• Request:
Give the number of lines holding the string "驾驶人接拨手持电话", and nothing else.

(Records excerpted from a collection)
┏━━

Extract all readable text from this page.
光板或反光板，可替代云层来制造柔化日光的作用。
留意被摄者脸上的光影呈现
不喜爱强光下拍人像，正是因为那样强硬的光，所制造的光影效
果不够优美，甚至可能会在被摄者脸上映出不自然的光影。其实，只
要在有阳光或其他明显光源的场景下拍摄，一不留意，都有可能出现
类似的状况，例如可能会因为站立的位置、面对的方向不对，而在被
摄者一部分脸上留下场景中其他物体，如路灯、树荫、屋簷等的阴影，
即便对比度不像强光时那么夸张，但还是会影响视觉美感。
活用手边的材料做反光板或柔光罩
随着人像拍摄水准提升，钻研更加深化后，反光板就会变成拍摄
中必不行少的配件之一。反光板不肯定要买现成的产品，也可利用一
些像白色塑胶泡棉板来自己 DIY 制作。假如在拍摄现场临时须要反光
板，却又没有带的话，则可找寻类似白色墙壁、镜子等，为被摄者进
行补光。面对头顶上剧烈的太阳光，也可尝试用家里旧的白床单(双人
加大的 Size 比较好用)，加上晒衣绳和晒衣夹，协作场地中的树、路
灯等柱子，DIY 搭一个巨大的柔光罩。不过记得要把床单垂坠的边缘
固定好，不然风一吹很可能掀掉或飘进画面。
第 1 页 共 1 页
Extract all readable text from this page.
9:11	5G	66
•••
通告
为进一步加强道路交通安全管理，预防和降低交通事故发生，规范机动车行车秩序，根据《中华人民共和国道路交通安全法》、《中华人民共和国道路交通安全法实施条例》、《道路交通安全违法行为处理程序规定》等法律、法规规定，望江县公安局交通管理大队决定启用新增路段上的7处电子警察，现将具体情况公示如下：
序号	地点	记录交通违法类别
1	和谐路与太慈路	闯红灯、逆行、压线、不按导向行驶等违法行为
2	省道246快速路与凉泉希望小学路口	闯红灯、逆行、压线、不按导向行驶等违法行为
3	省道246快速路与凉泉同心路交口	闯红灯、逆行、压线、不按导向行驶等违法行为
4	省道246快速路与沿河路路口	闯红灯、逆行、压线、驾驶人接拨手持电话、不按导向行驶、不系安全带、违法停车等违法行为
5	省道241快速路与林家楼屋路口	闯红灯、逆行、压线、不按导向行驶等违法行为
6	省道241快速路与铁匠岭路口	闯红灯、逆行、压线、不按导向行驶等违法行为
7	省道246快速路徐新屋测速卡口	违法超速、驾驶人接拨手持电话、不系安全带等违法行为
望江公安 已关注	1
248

┗━━

• Written answer:
2